### THINGS TO DO
1) Copy the passage of the stadium fund article between "But things are" and "incorporated non-profit organization.", inclusive.
2) Using the stadium fund article, mark each statement yes or no and quote the words that settle it: (a) The team's yearly payments into the Bronx fund continue until 2046. (b) Some of the stadium fund money has already reached the Bronx community. (c) Serafin Mariel lives in the Bronx.
___ DOCUMENT EXTRACT
As part of its new stadium deal with the city, the Yankees baseball club signed a community benefits agreement that included a stipulation: every year until 2046, the team will funnel $1.25 million ($800,000 in grants and $450,000 in tickets, merchandise and equipment) back into the Bronx community through a fund that would give the money to various nonprofit groups.

Now, 17 months after stadium construction began, none of those funds have made it back into the community.

But things are moving along swiftly after a New York Times story in mid-January criticized Bronx Borough President Adolfo Carrion for dragging his feet. It was Carrion who was supposed to set up a special seven-member panel that would administer the stadium fund.

Serafin Mariel, a Manhattan resident who works for New York National Bank, has been named chairman of the panel, called the New Yankee Stadium Community Benefits Fund, Inc., now an incorporated non-profit organization.
______
___ PROVIDED MATERIAL
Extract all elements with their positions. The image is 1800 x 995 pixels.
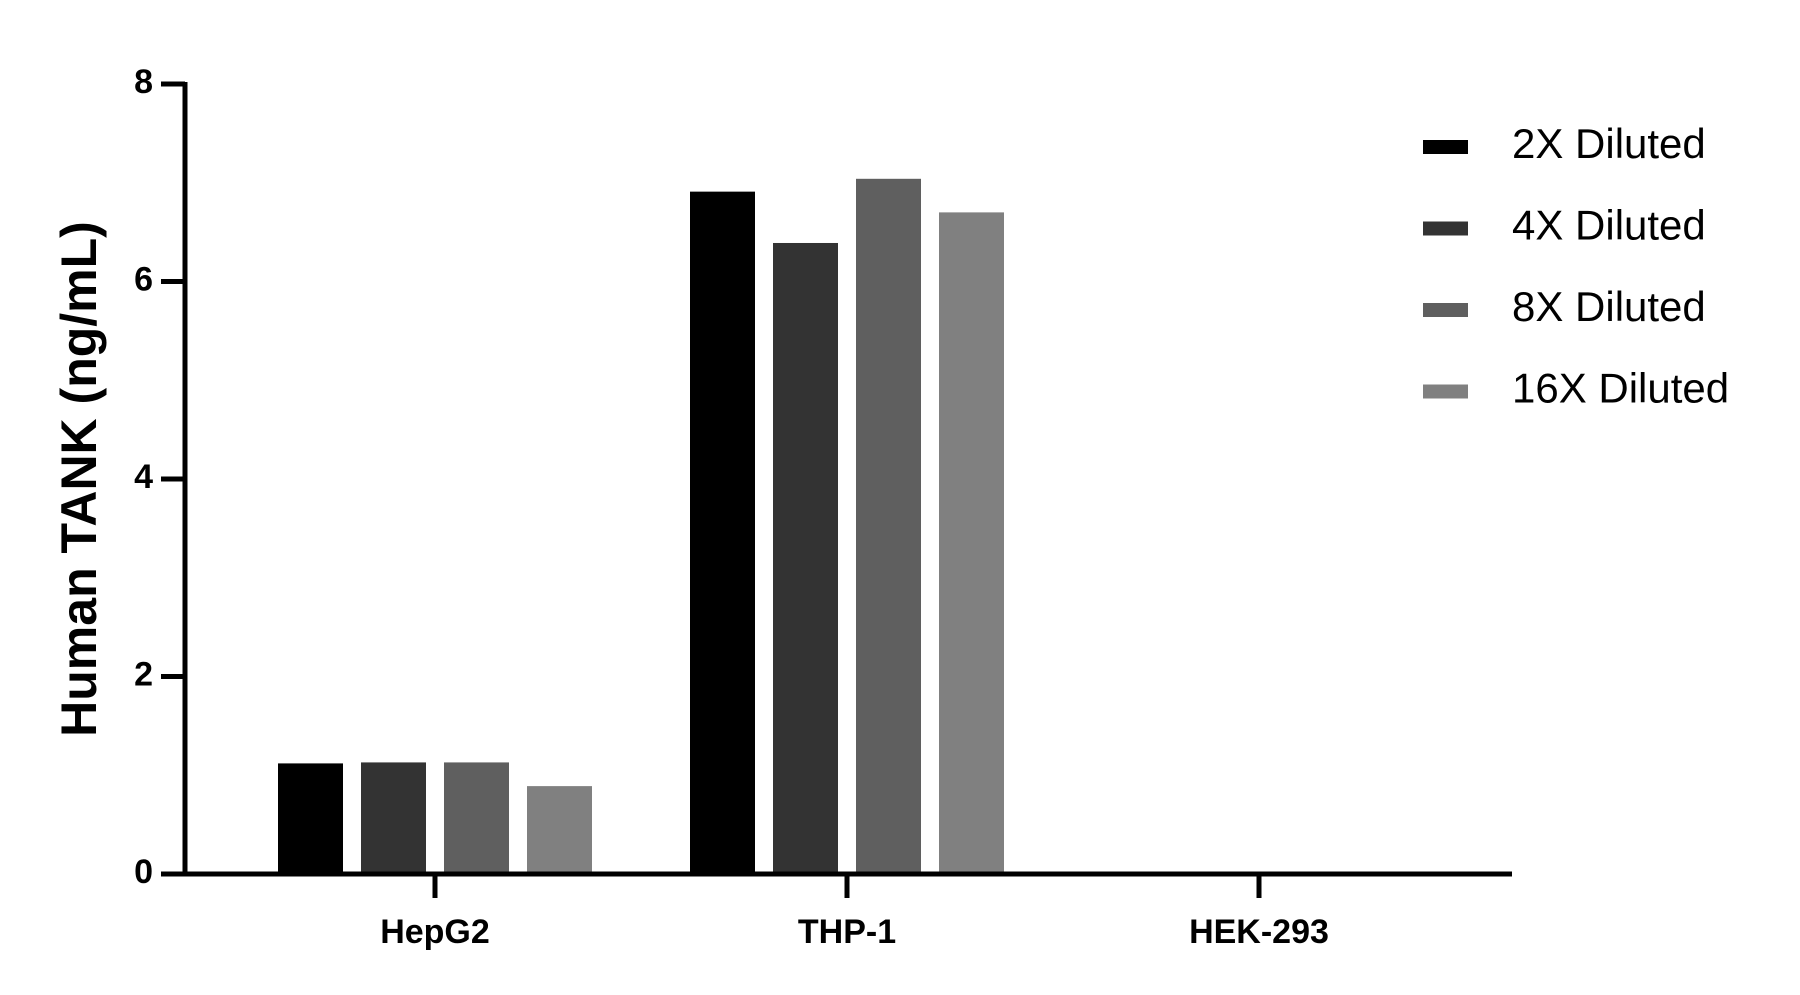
______
### EXPECTED OUTPUTS
1)
But things are moving along swiftly after a New York Times story in mid-January criticized Bronx Borough President Adolfo Carrion for dragging his feet. It was Carrion who was supposed to set up a special seven-member panel that would administer the stadium fund.

Serafin Mariel, a Manhattan resident who works for New York National Bank, has been named chairman of the panel, called the New Yankee Stadium Community Benefits Fund, Inc., now an incorporated non-profit organization.

2)
(a) Yes: "every year until 2046, the team will funnel $1.25 million"
(b) No: "none of those funds have made it back into the community"
(c) No: "a Manhattan resident who works for New York National Bank"